=== PROBLEM REQUIREMENTS ===
Using the data below, copy every line that contains the word "depend".

=== DATA PROVIDED ===
--- --- ---

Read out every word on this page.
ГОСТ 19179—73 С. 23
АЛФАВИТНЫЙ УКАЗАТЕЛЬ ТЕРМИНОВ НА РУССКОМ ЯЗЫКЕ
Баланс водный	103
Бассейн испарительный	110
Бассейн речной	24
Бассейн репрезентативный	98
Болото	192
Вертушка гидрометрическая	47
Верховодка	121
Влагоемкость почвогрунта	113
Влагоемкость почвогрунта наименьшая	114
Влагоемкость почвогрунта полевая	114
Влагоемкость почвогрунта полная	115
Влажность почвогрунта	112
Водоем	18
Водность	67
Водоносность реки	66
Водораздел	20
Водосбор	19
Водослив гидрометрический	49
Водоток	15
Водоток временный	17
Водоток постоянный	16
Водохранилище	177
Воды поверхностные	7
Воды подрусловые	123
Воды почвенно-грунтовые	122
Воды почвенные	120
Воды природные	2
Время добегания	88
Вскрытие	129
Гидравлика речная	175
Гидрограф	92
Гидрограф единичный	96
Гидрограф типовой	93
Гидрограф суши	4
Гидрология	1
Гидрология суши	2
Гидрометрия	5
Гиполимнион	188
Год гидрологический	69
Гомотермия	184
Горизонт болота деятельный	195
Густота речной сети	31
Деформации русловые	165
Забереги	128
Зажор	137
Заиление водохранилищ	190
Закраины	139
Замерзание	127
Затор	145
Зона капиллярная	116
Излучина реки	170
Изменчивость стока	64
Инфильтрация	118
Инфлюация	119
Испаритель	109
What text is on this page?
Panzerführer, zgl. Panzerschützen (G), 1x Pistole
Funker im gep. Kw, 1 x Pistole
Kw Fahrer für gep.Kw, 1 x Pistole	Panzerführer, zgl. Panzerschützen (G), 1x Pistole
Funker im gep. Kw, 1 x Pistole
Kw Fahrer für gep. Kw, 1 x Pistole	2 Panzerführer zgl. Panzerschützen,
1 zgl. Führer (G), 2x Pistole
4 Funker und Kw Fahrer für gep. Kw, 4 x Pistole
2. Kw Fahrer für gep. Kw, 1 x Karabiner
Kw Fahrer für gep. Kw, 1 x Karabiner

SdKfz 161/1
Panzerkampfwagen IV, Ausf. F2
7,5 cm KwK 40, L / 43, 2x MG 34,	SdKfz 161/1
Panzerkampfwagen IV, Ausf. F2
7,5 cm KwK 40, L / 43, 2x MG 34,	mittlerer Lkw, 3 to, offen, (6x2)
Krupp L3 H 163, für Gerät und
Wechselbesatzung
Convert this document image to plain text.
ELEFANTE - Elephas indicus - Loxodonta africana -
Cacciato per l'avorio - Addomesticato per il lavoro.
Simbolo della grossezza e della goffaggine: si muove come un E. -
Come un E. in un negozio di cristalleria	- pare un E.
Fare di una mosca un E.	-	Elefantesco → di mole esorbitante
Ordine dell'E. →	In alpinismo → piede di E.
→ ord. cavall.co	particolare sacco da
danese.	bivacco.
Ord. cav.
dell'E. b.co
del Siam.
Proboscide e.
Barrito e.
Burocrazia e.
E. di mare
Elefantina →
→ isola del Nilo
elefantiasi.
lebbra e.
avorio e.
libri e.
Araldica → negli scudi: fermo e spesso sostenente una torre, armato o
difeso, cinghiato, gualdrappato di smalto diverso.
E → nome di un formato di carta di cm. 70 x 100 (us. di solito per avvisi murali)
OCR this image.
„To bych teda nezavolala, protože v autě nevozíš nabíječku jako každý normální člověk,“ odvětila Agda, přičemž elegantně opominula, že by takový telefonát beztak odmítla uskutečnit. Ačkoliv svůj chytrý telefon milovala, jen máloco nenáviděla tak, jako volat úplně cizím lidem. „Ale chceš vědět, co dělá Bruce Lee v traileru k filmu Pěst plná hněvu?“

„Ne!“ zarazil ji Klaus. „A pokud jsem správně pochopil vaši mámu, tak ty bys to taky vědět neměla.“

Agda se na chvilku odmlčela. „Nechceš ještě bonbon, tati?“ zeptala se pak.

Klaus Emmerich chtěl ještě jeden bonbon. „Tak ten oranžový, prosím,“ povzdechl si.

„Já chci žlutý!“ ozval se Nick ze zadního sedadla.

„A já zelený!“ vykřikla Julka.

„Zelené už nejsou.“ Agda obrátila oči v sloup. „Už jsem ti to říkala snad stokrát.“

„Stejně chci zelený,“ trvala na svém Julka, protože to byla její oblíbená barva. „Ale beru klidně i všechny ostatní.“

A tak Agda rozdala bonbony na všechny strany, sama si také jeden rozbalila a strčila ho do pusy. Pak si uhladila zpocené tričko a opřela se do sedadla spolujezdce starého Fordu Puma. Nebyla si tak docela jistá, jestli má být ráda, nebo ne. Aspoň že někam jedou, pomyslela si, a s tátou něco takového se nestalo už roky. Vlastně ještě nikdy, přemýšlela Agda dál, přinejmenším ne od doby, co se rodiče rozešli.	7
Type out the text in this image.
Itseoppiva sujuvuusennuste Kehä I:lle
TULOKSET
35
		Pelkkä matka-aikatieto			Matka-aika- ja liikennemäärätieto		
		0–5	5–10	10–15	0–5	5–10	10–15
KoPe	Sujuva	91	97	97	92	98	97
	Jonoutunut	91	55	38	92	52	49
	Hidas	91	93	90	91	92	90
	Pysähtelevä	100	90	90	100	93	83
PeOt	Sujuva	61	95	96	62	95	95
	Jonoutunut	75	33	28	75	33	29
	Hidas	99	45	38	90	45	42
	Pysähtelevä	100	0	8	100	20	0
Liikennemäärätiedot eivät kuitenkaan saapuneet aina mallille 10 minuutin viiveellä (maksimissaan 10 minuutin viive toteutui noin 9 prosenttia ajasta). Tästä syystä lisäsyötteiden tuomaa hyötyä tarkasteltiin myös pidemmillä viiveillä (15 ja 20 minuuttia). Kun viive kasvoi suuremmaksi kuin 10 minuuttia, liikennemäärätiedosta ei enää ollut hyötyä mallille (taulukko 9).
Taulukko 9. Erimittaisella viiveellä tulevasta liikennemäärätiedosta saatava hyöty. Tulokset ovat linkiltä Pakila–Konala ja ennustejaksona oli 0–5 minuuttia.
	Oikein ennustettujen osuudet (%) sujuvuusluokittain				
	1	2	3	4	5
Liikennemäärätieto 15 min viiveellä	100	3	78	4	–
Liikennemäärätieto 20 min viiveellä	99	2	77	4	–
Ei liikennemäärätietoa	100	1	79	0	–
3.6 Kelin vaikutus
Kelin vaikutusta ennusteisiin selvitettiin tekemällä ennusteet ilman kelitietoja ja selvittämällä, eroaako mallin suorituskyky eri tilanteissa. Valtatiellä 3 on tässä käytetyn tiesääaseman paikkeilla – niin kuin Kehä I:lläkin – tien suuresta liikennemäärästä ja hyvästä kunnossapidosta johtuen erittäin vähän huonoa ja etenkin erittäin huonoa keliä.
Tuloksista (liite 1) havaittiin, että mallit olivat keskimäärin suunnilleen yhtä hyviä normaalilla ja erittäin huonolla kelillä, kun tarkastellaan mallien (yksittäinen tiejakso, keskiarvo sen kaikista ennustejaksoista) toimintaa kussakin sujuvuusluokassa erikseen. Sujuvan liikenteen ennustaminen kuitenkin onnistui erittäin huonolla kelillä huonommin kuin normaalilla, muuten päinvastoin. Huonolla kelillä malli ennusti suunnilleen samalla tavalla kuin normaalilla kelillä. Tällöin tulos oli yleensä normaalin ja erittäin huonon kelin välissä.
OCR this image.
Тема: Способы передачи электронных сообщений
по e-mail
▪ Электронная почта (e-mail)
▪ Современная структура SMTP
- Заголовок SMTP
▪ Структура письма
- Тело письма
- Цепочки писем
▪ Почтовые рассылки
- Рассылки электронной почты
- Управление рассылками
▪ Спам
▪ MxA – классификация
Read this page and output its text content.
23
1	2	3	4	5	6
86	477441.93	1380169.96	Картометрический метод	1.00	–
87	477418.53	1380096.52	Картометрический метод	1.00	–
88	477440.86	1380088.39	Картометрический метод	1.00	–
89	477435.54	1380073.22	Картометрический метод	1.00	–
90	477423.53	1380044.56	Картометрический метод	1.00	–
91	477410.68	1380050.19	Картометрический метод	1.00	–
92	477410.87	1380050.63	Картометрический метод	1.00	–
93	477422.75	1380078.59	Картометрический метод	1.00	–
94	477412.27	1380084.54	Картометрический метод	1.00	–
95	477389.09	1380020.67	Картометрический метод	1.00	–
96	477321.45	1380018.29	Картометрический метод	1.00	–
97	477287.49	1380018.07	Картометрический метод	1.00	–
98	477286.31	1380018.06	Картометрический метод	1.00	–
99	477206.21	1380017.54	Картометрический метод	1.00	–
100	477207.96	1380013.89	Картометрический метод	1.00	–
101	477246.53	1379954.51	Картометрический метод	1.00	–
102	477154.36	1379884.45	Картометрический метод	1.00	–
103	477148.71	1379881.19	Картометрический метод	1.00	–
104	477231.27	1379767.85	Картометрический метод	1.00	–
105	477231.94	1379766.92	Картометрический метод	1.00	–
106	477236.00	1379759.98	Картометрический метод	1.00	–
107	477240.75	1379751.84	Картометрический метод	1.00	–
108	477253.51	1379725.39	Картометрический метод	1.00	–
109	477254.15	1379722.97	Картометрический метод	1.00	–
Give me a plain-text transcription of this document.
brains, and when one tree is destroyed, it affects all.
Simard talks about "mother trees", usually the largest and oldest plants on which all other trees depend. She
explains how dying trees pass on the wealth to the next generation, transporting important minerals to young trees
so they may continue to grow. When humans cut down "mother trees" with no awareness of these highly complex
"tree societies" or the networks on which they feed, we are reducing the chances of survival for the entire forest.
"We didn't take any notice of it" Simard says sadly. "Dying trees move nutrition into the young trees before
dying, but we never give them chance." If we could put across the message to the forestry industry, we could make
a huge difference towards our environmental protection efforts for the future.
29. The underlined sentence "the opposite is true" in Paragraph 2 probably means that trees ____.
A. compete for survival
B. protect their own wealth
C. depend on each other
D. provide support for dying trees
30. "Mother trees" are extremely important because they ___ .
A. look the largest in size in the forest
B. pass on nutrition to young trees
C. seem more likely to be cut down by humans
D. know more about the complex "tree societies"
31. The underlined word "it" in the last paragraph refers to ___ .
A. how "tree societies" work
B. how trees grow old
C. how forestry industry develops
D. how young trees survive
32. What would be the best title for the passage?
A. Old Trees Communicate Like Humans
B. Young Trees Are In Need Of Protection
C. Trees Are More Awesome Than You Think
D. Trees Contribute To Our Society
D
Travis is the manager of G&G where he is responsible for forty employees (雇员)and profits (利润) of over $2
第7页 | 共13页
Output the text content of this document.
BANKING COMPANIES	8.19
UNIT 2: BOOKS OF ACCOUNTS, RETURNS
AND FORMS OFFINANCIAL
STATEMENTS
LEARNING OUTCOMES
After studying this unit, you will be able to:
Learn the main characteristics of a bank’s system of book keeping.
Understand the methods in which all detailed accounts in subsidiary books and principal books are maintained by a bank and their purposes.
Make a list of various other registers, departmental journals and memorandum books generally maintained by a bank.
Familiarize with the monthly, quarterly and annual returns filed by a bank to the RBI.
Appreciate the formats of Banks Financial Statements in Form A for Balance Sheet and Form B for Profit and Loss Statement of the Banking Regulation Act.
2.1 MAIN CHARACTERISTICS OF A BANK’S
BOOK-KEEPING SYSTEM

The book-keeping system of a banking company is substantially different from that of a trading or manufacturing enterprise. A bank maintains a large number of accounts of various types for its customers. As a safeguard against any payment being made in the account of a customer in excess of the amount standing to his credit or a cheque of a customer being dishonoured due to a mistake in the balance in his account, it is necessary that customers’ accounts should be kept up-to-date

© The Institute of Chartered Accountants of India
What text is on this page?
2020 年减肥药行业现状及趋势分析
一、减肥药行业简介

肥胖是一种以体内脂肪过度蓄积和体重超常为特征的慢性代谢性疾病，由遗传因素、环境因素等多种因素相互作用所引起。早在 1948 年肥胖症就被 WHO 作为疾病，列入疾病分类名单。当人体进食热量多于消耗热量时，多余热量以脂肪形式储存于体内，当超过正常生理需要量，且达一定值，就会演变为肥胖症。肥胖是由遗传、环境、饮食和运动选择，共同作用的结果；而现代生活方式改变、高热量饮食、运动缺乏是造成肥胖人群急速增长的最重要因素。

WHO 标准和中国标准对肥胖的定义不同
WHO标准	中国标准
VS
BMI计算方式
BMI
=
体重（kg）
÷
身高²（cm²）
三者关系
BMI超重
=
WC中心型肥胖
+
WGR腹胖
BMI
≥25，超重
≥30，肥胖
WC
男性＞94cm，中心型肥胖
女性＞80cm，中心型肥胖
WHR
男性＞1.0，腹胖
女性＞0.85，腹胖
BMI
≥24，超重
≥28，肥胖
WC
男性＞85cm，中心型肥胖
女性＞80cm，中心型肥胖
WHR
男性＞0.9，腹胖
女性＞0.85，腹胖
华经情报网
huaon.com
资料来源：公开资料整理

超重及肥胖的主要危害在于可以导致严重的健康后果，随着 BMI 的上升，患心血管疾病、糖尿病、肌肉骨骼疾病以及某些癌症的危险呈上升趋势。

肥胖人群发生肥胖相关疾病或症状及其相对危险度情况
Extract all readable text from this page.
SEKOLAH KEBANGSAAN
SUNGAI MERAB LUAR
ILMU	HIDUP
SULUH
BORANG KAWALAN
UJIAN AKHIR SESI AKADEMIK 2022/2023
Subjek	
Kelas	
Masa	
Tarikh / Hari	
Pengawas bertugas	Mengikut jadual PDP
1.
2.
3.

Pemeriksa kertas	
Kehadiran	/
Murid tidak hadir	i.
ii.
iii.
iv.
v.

--- --- ---

=== CORRECT RESULT ===
Simard talks about "mother trees", usually the largest and oldest plants on which all other trees depend. She
C. depend on each other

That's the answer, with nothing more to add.